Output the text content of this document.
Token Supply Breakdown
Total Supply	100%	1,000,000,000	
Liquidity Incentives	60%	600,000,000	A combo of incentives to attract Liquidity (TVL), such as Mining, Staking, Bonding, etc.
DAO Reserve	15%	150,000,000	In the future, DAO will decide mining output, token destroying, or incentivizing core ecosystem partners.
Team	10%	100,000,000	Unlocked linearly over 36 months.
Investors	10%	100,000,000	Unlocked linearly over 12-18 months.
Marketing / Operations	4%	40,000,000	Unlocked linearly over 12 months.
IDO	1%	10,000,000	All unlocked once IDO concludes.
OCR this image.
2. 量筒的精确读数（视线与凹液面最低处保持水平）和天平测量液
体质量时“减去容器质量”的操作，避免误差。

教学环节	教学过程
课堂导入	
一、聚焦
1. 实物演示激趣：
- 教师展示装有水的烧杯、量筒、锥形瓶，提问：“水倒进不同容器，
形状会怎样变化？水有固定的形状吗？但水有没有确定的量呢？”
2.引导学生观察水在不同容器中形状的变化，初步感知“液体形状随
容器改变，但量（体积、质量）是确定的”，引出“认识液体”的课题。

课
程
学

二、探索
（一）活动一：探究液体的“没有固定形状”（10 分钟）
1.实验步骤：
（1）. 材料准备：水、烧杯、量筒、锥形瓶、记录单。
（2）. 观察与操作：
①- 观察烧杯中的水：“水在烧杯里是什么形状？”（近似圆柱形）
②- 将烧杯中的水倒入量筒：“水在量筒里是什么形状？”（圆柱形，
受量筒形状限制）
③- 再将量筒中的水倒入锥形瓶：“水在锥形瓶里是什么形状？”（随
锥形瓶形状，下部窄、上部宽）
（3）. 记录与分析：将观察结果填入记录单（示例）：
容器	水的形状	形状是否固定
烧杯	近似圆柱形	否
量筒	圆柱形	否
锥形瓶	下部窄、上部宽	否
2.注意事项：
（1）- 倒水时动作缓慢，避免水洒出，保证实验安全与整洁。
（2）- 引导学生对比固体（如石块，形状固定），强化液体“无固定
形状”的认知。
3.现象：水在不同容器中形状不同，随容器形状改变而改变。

**TASK OBJECTIVE**
Repeat every line of the data, exactly and in full.

**THE REPLY**
Output the text content of this document.
Token Supply Breakdown
Total Supply	100%	1,000,000,000	
Liquidity Incentives	60%	600,000,000	A combo of incentives to attract Liquidity (TVL), such as Mining, Staking, Bonding, etc.
DAO Reserve	15%	150,000,000	In the future, DAO will decide mining output, token destroying, or incentivizing core ecosystem partners.
Team	10%	100,000,000	Unlocked linearly over 36 months.
Investors	10%	100,000,000	Unlocked linearly over 12-18 months.
Marketing / Operations	4%	40,000,000	Unlocked linearly over 12 months.
IDO	1%	10,000,000	All unlocked once IDO concludes.
OCR this image.
2. 量筒的精确读数（视线与凹液面最低处保持水平）和天平测量液
体质量时“减去容器质量”的操作，避免误差。

教学环节	教学过程
课堂导入	
一、聚焦
1. 实物演示激趣：
- 教师展示装有水的烧杯、量筒、锥形瓶，提问：“水倒进不同容器，
形状会怎样变化？水有固定的形状吗？但水有没有确定的量呢？”
2.引导学生观察水在不同容器中形状的变化，初步感知“液体形状随
容器改变，但量（体积、质量）是确定的”，引出“认识液体”的课题。

课
程
学

二、探索
（一）活动一：探究液体的“没有固定形状”（10 分钟）
1.实验步骤：
（1）. 材料准备：水、烧杯、量筒、锥形瓶、记录单。
（2）. 观察与操作：
①- 观察烧杯中的水：“水在烧杯里是什么形状？”（近似圆柱形）
②- 将烧杯中的水倒入量筒：“水在量筒里是什么形状？”（圆柱形，
受量筒形状限制）
③- 再将量筒中的水倒入锥形瓶：“水在锥形瓶里是什么形状？”（随
锥形瓶形状，下部窄、上部宽）
（3）. 记录与分析：将观察结果填入记录单（示例）：
容器	水的形状	形状是否固定
烧杯	近似圆柱形	否
量筒	圆柱形	否
锥形瓶	下部窄、上部宽	否
2.注意事项：
（1）- 倒水时动作缓慢，避免水洒出，保证实验安全与整洁。
（2）- 引导学生对比固体（如石块，形状固定），强化液体“无固定
形状”的认知。
3.现象：水在不同容器中形状不同，随容器形状改变而改变。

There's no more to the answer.